[start GIVEN RECORDS]

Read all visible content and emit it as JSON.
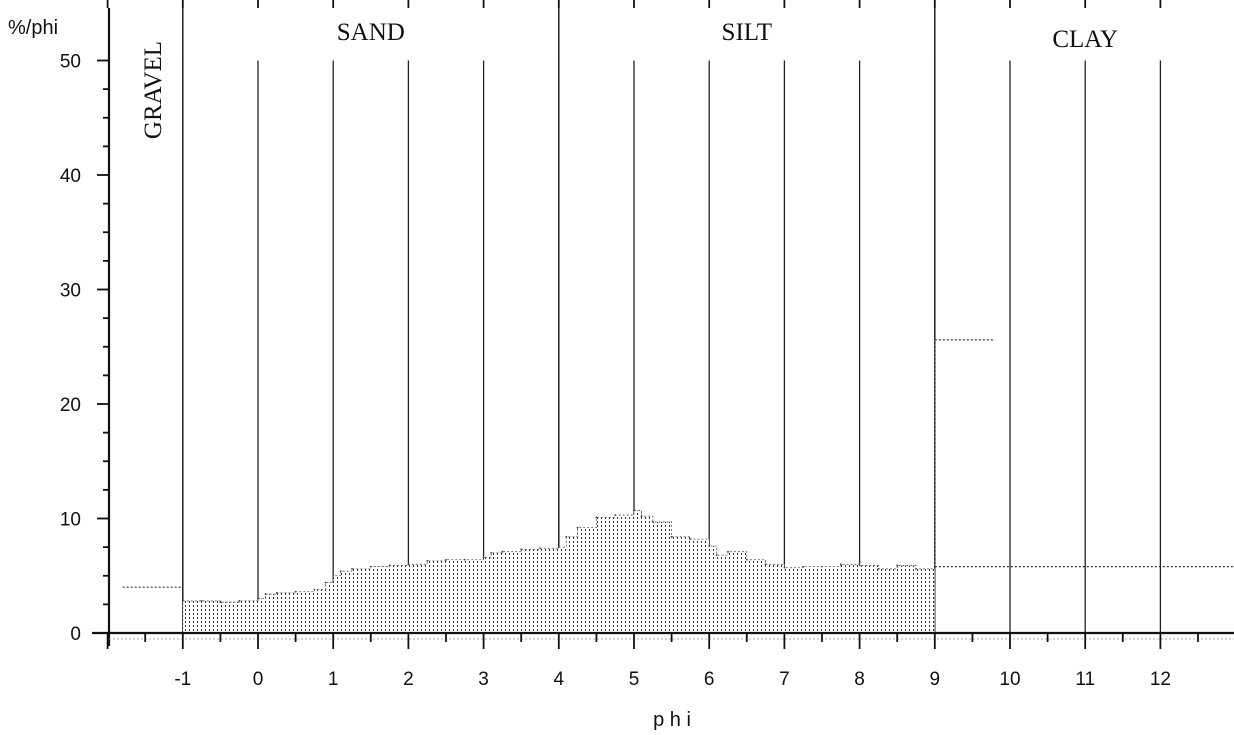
{
  "chart_data": {
    "type": "area",
    "title": "",
    "xlabel": "p h i",
    "ylabel": "%/phi",
    "xlim": [
      -2,
      13
    ],
    "ylim": [
      0,
      50
    ],
    "x_ticks": [
      -1,
      0,
      1,
      2,
      3,
      4,
      5,
      6,
      7,
      8,
      9,
      10,
      11,
      12
    ],
    "y_ticks": [
      0,
      10,
      20,
      30,
      40,
      50
    ],
    "grid": "vertical lines at each phi unit",
    "regions": [
      {
        "label": "GRAVEL",
        "from": -2,
        "to": -1
      },
      {
        "label": "SAND",
        "from": -1,
        "to": 4
      },
      {
        "label": "SILT",
        "from": 4,
        "to": 9
      },
      {
        "label": "CLAY",
        "from": 9,
        "to": 13
      }
    ],
    "series": [
      {
        "x": [
          -1.0,
          -0.75,
          -0.5,
          -0.25,
          0.0,
          0.1,
          0.25,
          0.5,
          0.75,
          0.9,
          1.0,
          1.1,
          1.25,
          1.5,
          1.75,
          2.0,
          2.25,
          2.5,
          2.75,
          3.0,
          3.1,
          3.25,
          3.5,
          3.75,
          4.0,
          4.1,
          4.25,
          4.5,
          4.75,
          5.0,
          5.1,
          5.25,
          5.5,
          5.75,
          6.0,
          6.1,
          6.25,
          6.5,
          6.75,
          7.0,
          7.25,
          7.5,
          7.75,
          8.0,
          8.25,
          8.5,
          8.75,
          9.0
        ],
        "values": [
          2.8,
          2.8,
          2.7,
          2.8,
          3.0,
          3.4,
          3.5,
          3.6,
          3.8,
          4.4,
          5.0,
          5.4,
          5.6,
          5.8,
          5.9,
          6.0,
          6.3,
          6.4,
          6.4,
          6.6,
          7.0,
          7.1,
          7.3,
          7.4,
          7.5,
          8.4,
          9.2,
          10.1,
          10.3,
          10.7,
          10.2,
          9.7,
          8.4,
          8.2,
          7.6,
          6.8,
          7.1,
          6.4,
          6.0,
          5.7,
          5.8,
          5.8,
          6.0,
          5.9,
          5.6,
          5.9,
          5.6,
          4.5
        ]
      }
    ],
    "dashed_segments": [
      {
        "x_from": -1.8,
        "x_to": -1.0,
        "y": 4
      },
      {
        "x_from": 9.0,
        "x_to": 9.8,
        "y": 25.6
      },
      {
        "x_from": 9.0,
        "x_to": 13.0,
        "y": 5.8
      }
    ]
  }
}
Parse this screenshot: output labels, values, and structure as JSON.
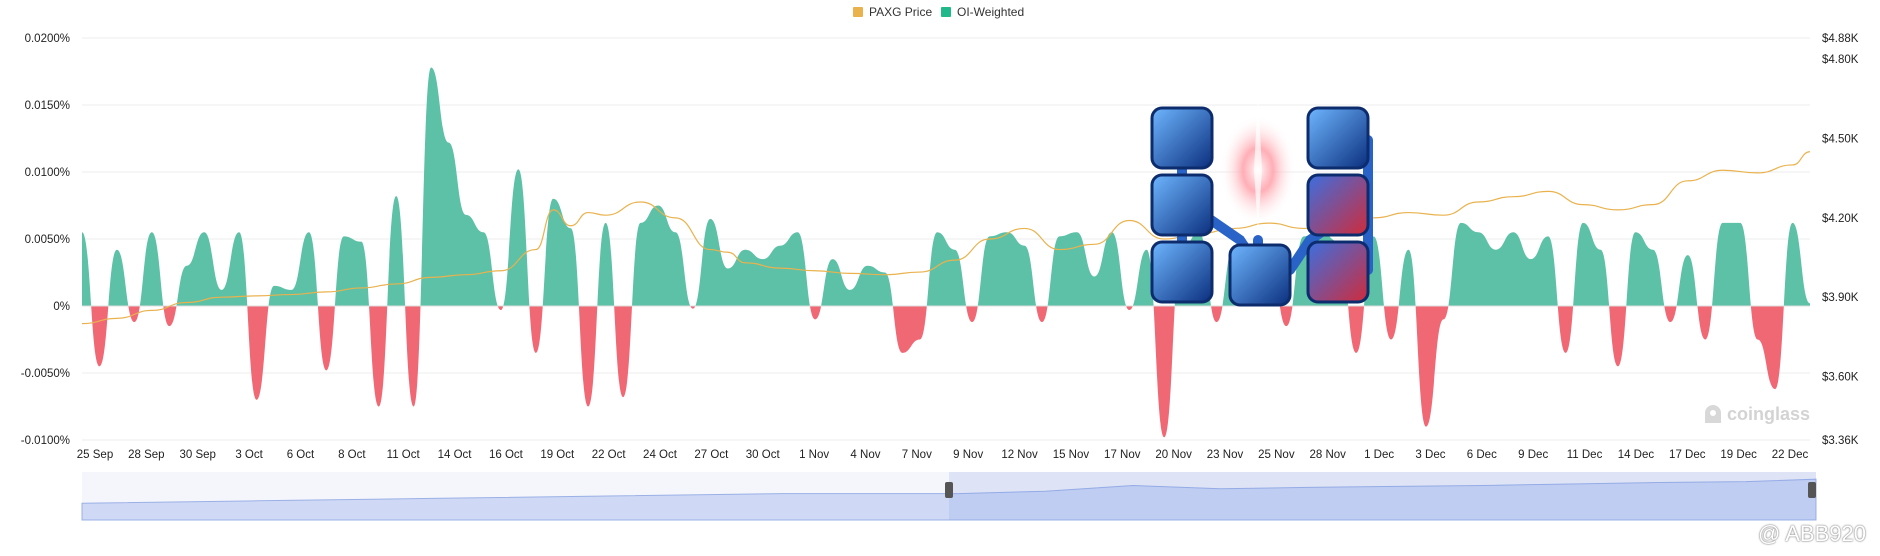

[end GIVEN RECORDS]

INSTRUCTIONS FOR THE TASK: Leave out the pictures and retype every line above exactly.

ANSWER FOR THE TASK:
Read all visible content and emit it as JSON.
{
  "chart_data": {
    "type": "area",
    "title": "",
    "xlabel": "p h i",
    "ylabel": "%/phi",
    "xlim": [
      -2,
      13
    ],
    "ylim": [
      0,
      50
    ],
    "x_ticks": [
      -1,
      0,
      1,
      2,
      3,
      4,
      5,
      6,
      7,
      8,
      9,
      10,
      11,
      12
    ],
    "y_ticks": [
      0,
      10,
      20,
      30,
      40,
      50
    ],
    "grid": "vertical lines at each phi unit",
    "regions": [
      {
        "label": "GRAVEL",
        "from": -2,
        "to": -1
      },
      {
        "label": "SAND",
        "from": -1,
        "to": 4
      },
      {
        "label": "SILT",
        "from": 4,
        "to": 9
      },
      {
        "label": "CLAY",
        "from": 9,
        "to": 13
      }
    ],
    "series": [
      {
        "x": [
          -1.0,
          -0.75,
          -0.5,
          -0.25,
          0.0,
          0.1,
          0.25,
          0.5,
          0.75,
          0.9,
          1.0,
          1.1,
          1.25,
          1.5,
          1.75,
          2.0,
          2.25,
          2.5,
          2.75,
          3.0,
          3.1,
          3.25,
          3.5,
          3.75,
          4.0,
          4.1,
          4.25,
          4.5,
          4.75,
          5.0,
          5.1,
          5.25,
          5.5,
          5.75,
          6.0,
          6.1,
          6.25,
          6.5,
          6.75,
          7.0,
          7.25,
          7.5,
          7.75,
          8.0,
          8.25,
          8.5,
          8.75,
          9.0
        ],
        "values": [
          2.8,
          2.8,
          2.7,
          2.8,
          3.0,
          3.4,
          3.5,
          3.6,
          3.8,
          4.4,
          5.0,
          5.4,
          5.6,
          5.8,
          5.9,
          6.0,
          6.3,
          6.4,
          6.4,
          6.6,
          7.0,
          7.1,
          7.3,
          7.4,
          7.5,
          8.4,
          9.2,
          10.1,
          10.3,
          10.7,
          10.2,
          9.7,
          8.4,
          8.2,
          7.6,
          6.8,
          7.1,
          6.4,
          6.0,
          5.7,
          5.8,
          5.8,
          6.0,
          5.9,
          5.6,
          5.9,
          5.6,
          4.5
        ]
      }
    ],
    "dashed_segments": [
      {
        "x_from": -1.8,
        "x_to": -1.0,
        "y": 4
      },
      {
        "x_from": 9.0,
        "x_to": 9.8,
        "y": 25.6
      },
      {
        "x_from": 9.0,
        "x_to": 13.0,
        "y": 5.8
      }
    ]
  }
}
Parse this screenshot: output labels, values, and structure as JSON.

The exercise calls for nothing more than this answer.